• [Brief]:
Copy every line that mentions the word "сетей".

• [Data lines]:

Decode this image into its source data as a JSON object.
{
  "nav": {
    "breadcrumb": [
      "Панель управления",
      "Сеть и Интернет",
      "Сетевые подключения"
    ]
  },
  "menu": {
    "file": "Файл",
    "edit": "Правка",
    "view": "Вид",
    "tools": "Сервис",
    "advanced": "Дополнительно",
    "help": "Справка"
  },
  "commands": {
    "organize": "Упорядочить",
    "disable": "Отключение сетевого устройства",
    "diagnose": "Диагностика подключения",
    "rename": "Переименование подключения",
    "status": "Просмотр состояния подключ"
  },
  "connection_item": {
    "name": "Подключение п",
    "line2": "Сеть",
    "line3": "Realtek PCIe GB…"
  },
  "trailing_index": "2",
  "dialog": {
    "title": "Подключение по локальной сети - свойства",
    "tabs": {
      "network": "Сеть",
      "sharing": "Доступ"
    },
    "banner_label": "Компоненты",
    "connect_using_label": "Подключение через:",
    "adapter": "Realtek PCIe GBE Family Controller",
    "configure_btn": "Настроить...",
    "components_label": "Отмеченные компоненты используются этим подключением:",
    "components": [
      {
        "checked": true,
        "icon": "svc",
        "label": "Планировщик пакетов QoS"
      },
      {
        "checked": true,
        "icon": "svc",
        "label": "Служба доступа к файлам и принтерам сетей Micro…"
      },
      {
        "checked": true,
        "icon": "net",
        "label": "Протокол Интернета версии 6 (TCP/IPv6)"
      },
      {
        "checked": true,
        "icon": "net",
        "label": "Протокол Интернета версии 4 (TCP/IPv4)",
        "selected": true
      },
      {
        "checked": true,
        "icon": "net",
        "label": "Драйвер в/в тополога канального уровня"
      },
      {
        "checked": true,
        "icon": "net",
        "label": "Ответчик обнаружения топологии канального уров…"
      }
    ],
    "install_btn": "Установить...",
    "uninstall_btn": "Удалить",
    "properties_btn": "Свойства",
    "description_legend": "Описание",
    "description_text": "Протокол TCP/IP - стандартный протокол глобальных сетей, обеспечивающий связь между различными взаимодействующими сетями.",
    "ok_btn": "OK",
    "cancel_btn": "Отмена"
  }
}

• [Solution to the exercise]:
        "label": "Служба доступа к файлам и принтерам сетей Micro…"
    "description_text": "Протокол TCP/IP - стандартный протокол глобальных сетей, обеспечивающий связь между различными взаимодействующими сетями.",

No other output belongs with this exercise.